◆ CHALLENGE ◆
Render the entries from the line that contains "230, 880, 244]" through the line that contains "579, 1107, 655]", both ends included, as a JSON list of strings, one string per line, omitting any blank lines.

____________

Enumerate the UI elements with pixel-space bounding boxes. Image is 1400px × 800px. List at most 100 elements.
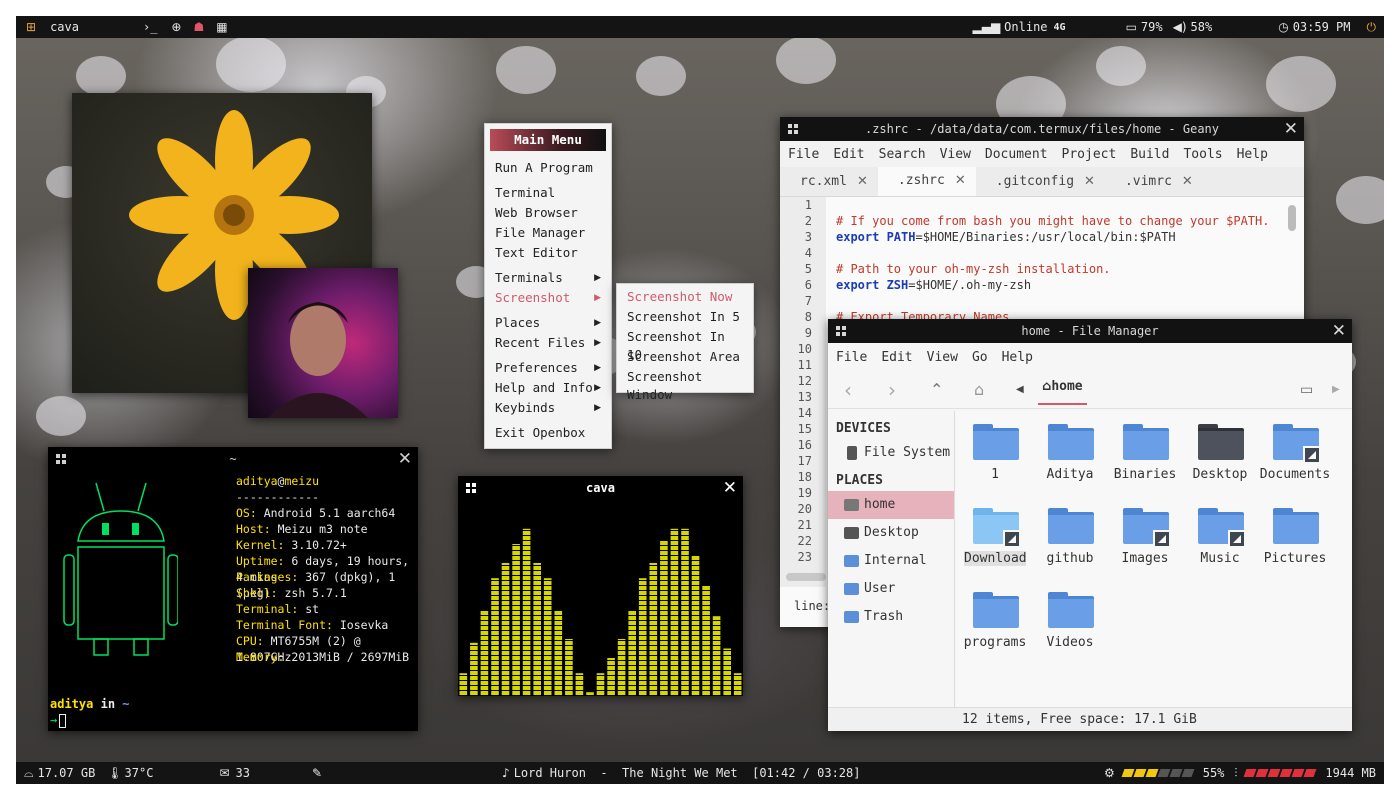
code-keyword: export	[836, 230, 880, 244]
now-playing[interactable]: Lord Huron - The Night We Met [01:42 / 0…	[514, 766, 861, 780]
menu-item-places[interactable]: Places ▶	[495, 314, 605, 332]
close-icon[interactable]: ✕	[1284, 119, 1298, 139]
menu-view[interactable]: View	[940, 147, 971, 162]
neofetch-user: aditya	[236, 474, 278, 488]
sidebar-item-trash[interactable]: Trash	[828, 603, 954, 631]
file-item-programs[interactable]: programs	[958, 579, 1032, 655]
browser-launcher-icon[interactable]: ⊕	[171, 20, 181, 34]
forward-icon[interactable]: ›	[888, 378, 896, 402]
file-item-desktop[interactable]: Desktop	[1183, 411, 1257, 487]
shell-input-line[interactable]: →	[50, 713, 67, 728]
editor-scrollbar[interactable]	[1288, 205, 1296, 231]
menu-edit[interactable]: Edit	[833, 147, 864, 162]
volume-icon[interactable]: ◀)	[1173, 20, 1187, 34]
close-tab-icon[interactable]: ✕	[1182, 174, 1193, 189]
file-item-music[interactable]: Music	[1183, 495, 1257, 571]
mail-icon[interactable]: ✉	[219, 766, 229, 780]
mail-count[interactable]: 33	[236, 766, 250, 780]
gitlab-launcher-icon[interactable]: ☗	[193, 20, 204, 34]
close-icon[interactable]: ✕	[398, 449, 412, 469]
menu-project[interactable]: Project	[1062, 147, 1117, 162]
file-item-videos[interactable]: Videos	[1033, 579, 1107, 655]
file-item-aditya[interactable]: Aditya	[1033, 411, 1107, 487]
path-right-arrow-icon[interactable]: ▶	[1332, 384, 1340, 395]
menu-item-keybinds[interactable]: Keybinds ▶	[495, 399, 605, 417]
submenu-item-screenshot-in-5[interactable]: Screenshot In 5	[627, 308, 747, 326]
visualizer-gap	[458, 540, 743, 541]
close-icon[interactable]: ✕	[723, 478, 737, 498]
file-item-download[interactable]: Download	[958, 495, 1032, 571]
terminal-launcher-icon[interactable]: ›_	[143, 20, 157, 34]
tab-gitconfig[interactable]: .gitconfig ✕	[976, 167, 1105, 196]
path-home-button[interactable]: ⌂home	[1038, 379, 1087, 405]
sidebar-item-user[interactable]: User	[828, 575, 954, 603]
file-item-github[interactable]: github	[1033, 495, 1107, 571]
terminal-window[interactable]: ~ ✕ aditya@meizu ------------ OS: Androi…	[48, 447, 418, 731]
menu-item-web-browser[interactable]: Web Browser	[495, 204, 605, 222]
menu-edit[interactable]: Edit	[881, 350, 912, 365]
up-icon[interactable]: ⌃	[930, 380, 943, 399]
close-tab-icon[interactable]: ✕	[1084, 174, 1095, 189]
back-icon[interactable]: ‹	[844, 378, 852, 402]
visualizer-gap	[458, 510, 743, 511]
volume-level[interactable]: 58%	[1191, 20, 1213, 34]
power-icon[interactable]: ⏻	[1367, 20, 1377, 35]
menu-item-recent-files[interactable]: Recent Files ▶	[495, 334, 605, 352]
terminal-titlebar[interactable]: ~ ✕	[48, 447, 418, 471]
menu-document[interactable]: Document	[985, 147, 1048, 162]
menu-item-help-info[interactable]: Help and Info ▶	[495, 379, 605, 397]
path-left-arrow-icon[interactable]: ◀	[1016, 384, 1024, 395]
menu-search[interactable]: Search	[879, 147, 926, 162]
menu-item-run-program[interactable]: Run A Program	[495, 159, 605, 177]
menu-view[interactable]: View	[927, 350, 958, 365]
close-tab-icon[interactable]: ✕	[955, 173, 966, 188]
close-icon[interactable]: ✕	[1332, 321, 1346, 341]
menu-help[interactable]: Help	[1237, 147, 1268, 162]
tab-zshrc[interactable]: .zshrc ✕	[877, 167, 976, 196]
sidebar-item-internal[interactable]: Internal	[828, 547, 954, 575]
sidebar-item-home[interactable]: home	[828, 491, 954, 519]
fm-titlebar[interactable]: home - File Manager ✕	[828, 319, 1352, 343]
menu-item-terminal[interactable]: Terminal	[495, 184, 605, 202]
geany-titlebar[interactable]: .zshrc - /data/data/com.termux/files/hom…	[780, 117, 1304, 141]
feather-icon[interactable]: ✎	[312, 766, 322, 780]
submenu-item-screenshot-window[interactable]: Screenshot Window	[627, 368, 747, 402]
file-item-images[interactable]: Images	[1108, 495, 1182, 571]
menu-item-screenshot[interactable]: Screenshot ▶	[495, 289, 605, 307]
file-manager-window[interactable]: home - File Manager ✕ File Edit View Go …	[828, 319, 1352, 731]
menu-item-terminals[interactable]: Terminals ▶	[495, 269, 605, 287]
menu-item-exit-openbox[interactable]: Exit Openbox	[495, 424, 605, 442]
visualizer-gap	[458, 670, 743, 671]
submenu-item-screenshot-area[interactable]: Screenshot Area	[627, 348, 747, 366]
menu-build[interactable]: Build	[1130, 147, 1169, 162]
submenu-arrow-icon: ▶	[594, 318, 601, 328]
line-number: 5	[804, 262, 812, 276]
file-item-1[interactable]: 1	[958, 411, 1032, 487]
submenu-item-screenshot-now[interactable]: Screenshot Now	[627, 288, 747, 306]
menu-item-text-editor[interactable]: Text Editor	[495, 244, 605, 262]
cava-titlebar[interactable]: cava ✕	[458, 476, 743, 500]
close-tab-icon[interactable]: ✕	[857, 174, 868, 189]
tab-rc-xml[interactable]: rc.xml ✕	[780, 167, 878, 196]
file-item-documents[interactable]: Documents	[1258, 411, 1332, 487]
menu-item-preferences[interactable]: Preferences ▶	[495, 359, 605, 377]
drive-icon[interactable]: ▭	[1300, 382, 1313, 398]
workspaces-icon[interactable]: ⊞	[26, 20, 36, 34]
menu-go[interactable]: Go	[972, 350, 988, 365]
cava-window[interactable]: cava ✕	[458, 476, 743, 696]
file-item-binaries[interactable]: Binaries	[1108, 411, 1182, 487]
menu-tools[interactable]: Tools	[1183, 147, 1222, 162]
menu-help[interactable]: Help	[1002, 350, 1033, 365]
horizontal-scrollbar[interactable]	[786, 573, 826, 581]
menu-file[interactable]: File	[788, 147, 819, 162]
visualizer-bar	[649, 563, 658, 696]
file-item-pictures[interactable]: Pictures	[1258, 495, 1332, 571]
home-icon[interactable]: ⌂	[974, 380, 984, 399]
menu-item-file-manager[interactable]: File Manager	[495, 224, 605, 242]
sidebar-item-file-system[interactable]: File System	[828, 439, 954, 467]
calculator-launcher-icon[interactable]: ▦	[216, 20, 227, 34]
submenu-item-screenshot-in-10[interactable]: Screenshot In 10	[627, 328, 747, 362]
menu-file[interactable]: File	[836, 350, 867, 365]
tab-vimrc[interactable]: .vimrc ✕	[1105, 167, 1203, 196]
sidebar-item-desktop[interactable]: Desktop	[828, 519, 954, 547]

____________

◆ ANSWER TO THIS EXERCISE ◆
[
  "code-keyword: export\t[836, 230, 880, 244]",
  "now-playing[interactable]: Lord Huron - The Night We Met [01:42 / 0…\t[514, 766, 861, 780]",
  "menu-item-places[interactable]: Places ▶\t[495, 314, 605, 332]",
  "close-icon[interactable]: ✕\t[1284, 119, 1298, 139]",
  "menu-view[interactable]: View\t[940, 147, 971, 162]",
  "neofetch-user: aditya\t[236, 474, 278, 488]",
  "sidebar-item-trash[interactable]: Trash\t[828, 603, 954, 631]",
  "file-item-programs[interactable]: programs\t[958, 579, 1032, 655]",
  "browser-launcher-icon[interactable]: ⊕\t[171, 20, 181, 34]",
  "forward-icon[interactable]: ›\t[888, 378, 896, 402]",
  "file-item-desktop[interactable]: Desktop\t[1183, 411, 1257, 487]",
  "shell-input-line[interactable]: →\t[50, 713, 67, 728]",
  "editor-scrollbar[interactable]\t[1288, 205, 1296, 231]",
  "menu-edit[interactable]: Edit\t[833, 147, 864, 162]",
  "volume-icon[interactable]: ◀)\t[1173, 20, 1187, 34]",
  "close-tab-icon[interactable]: ✕\t[1182, 174, 1193, 189]",
  "file-item-music[interactable]: Music\t[1183, 495, 1257, 571]",
  "mail-icon[interactable]: ✉\t[219, 766, 229, 780]",
  "mail-count[interactable]: 33\t[236, 766, 250, 780]",
  "gitlab-launcher-icon[interactable]: ☗\t[193, 20, 204, 34]",
  "close-icon[interactable]: ✕\t[398, 449, 412, 469]",
  "menu-project[interactable]: Project\t[1062, 147, 1117, 162]",
  "file-item-videos[interactable]: Videos\t[1033, 579, 1107, 655]"
]